## Directions:
Extract the full listing below without altering a single character.

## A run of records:
********************
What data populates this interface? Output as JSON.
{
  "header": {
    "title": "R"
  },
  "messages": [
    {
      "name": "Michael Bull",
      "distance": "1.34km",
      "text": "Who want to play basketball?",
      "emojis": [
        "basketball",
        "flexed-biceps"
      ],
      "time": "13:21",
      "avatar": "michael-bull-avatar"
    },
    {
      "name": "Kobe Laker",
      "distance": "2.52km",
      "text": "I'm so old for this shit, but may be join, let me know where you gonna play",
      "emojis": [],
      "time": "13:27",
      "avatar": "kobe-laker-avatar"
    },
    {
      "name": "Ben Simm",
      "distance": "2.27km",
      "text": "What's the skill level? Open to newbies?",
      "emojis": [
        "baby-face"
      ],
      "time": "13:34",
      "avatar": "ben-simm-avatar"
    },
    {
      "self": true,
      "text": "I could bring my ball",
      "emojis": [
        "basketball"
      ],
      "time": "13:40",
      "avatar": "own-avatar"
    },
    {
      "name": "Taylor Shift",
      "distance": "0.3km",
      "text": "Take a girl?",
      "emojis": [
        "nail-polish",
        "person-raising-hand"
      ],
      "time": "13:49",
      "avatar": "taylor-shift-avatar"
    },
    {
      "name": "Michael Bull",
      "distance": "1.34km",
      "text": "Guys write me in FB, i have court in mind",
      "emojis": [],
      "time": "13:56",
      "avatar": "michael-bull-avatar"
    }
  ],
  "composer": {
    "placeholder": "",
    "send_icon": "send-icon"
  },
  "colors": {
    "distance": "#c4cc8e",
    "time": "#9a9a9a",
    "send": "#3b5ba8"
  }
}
********************
## Task output:
What data populates this interface? Output as JSON.
{
  "header": {
    "title": "R"
  },
  "messages": [
    {
      "name": "Michael Bull",
      "distance": "1.34km",
      "text": "Who want to play basketball?",
      "emojis": [
        "basketball",
        "flexed-biceps"
      ],
      "time": "13:21",
      "avatar": "michael-bull-avatar"
    },
    {
      "name": "Kobe Laker",
      "distance": "2.52km",
      "text": "I'm so old for this shit, but may be join, let me know where you gonna play",
      "emojis": [],
      "time": "13:27",
      "avatar": "kobe-laker-avatar"
    },
    {
      "name": "Ben Simm",
      "distance": "2.27km",
      "text": "What's the skill level? Open to newbies?",
      "emojis": [
        "baby-face"
      ],
      "time": "13:34",
      "avatar": "ben-simm-avatar"
    },
    {
      "self": true,
      "text": "I could bring my ball",
      "emojis": [
        "basketball"
      ],
      "time": "13:40",
      "avatar": "own-avatar"
    },
    {
      "name": "Taylor Shift",
      "distance": "0.3km",
      "text": "Take a girl?",
      "emojis": [
        "nail-polish",
        "person-raising-hand"
      ],
      "time": "13:49",
      "avatar": "taylor-shift-avatar"
    },
    {
      "name": "Michael Bull",
      "distance": "1.34km",
      "text": "Guys write me in FB, i have court in mind",
      "emojis": [],
      "time": "13:56",
      "avatar": "michael-bull-avatar"
    }
  ],
  "composer": {
    "placeholder": "",
    "send_icon": "send-icon"
  },
  "colors": {
    "distance": "#c4cc8e",
    "time": "#9a9a9a",
    "send": "#3b5ba8"
  }
}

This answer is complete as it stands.